Exercise directions -
Locate each line containing the string "Employment" and copy it out.

Rows from a figure dataset:
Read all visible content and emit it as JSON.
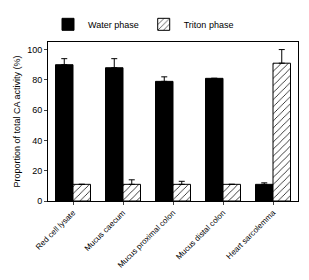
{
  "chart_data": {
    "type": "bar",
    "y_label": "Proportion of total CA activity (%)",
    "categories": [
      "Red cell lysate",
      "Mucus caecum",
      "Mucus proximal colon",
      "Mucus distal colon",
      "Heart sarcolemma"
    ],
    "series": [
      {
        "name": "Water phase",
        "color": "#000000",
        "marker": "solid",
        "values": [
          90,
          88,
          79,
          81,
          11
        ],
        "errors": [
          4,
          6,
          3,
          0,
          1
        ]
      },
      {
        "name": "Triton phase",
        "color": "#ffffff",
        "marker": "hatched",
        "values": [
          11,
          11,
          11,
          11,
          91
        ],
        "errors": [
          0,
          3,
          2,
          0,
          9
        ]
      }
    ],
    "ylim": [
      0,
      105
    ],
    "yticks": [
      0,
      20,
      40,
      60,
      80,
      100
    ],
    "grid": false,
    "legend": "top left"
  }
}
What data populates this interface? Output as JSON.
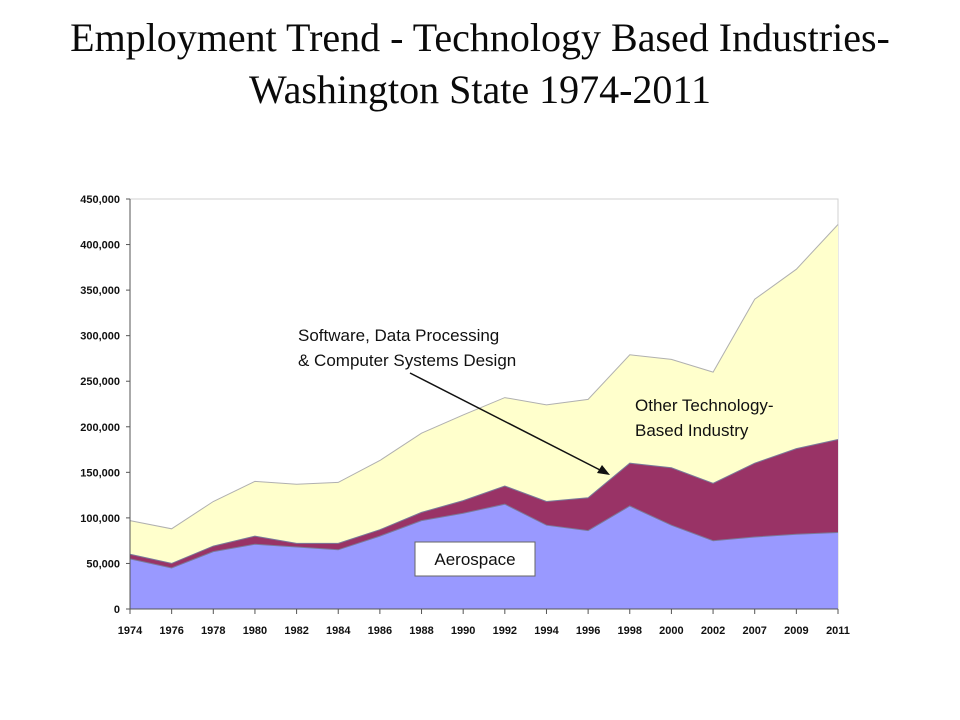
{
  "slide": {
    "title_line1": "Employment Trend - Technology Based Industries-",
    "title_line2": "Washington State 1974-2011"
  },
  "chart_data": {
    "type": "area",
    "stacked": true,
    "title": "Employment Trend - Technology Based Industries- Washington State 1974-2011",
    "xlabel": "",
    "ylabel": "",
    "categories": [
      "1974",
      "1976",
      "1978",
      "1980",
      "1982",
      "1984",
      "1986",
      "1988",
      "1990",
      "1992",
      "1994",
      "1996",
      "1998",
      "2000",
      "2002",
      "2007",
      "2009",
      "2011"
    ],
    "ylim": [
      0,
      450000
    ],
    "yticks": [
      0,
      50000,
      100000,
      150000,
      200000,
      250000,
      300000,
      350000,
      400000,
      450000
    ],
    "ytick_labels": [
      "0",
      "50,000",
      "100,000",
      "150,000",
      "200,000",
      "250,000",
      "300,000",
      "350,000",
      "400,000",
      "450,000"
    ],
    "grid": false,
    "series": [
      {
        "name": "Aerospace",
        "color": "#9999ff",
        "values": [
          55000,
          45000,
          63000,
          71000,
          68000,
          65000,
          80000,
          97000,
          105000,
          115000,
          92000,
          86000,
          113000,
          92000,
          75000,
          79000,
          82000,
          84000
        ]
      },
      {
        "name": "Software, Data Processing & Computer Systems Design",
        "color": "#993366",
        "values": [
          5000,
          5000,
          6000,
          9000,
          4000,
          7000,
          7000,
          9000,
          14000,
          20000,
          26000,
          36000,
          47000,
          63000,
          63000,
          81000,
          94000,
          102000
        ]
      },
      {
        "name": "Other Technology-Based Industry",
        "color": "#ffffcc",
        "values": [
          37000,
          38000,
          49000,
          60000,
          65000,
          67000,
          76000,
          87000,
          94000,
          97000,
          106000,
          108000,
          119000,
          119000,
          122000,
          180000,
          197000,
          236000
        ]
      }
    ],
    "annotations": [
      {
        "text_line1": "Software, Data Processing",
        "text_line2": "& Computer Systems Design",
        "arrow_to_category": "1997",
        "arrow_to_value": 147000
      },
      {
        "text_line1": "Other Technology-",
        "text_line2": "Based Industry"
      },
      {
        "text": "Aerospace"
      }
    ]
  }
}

Correct response -
    "title_line1": "Employment Trend - Technology Based Industries-",
    "title": "Employment Trend - Technology Based Industries- Washington State 1974-2011",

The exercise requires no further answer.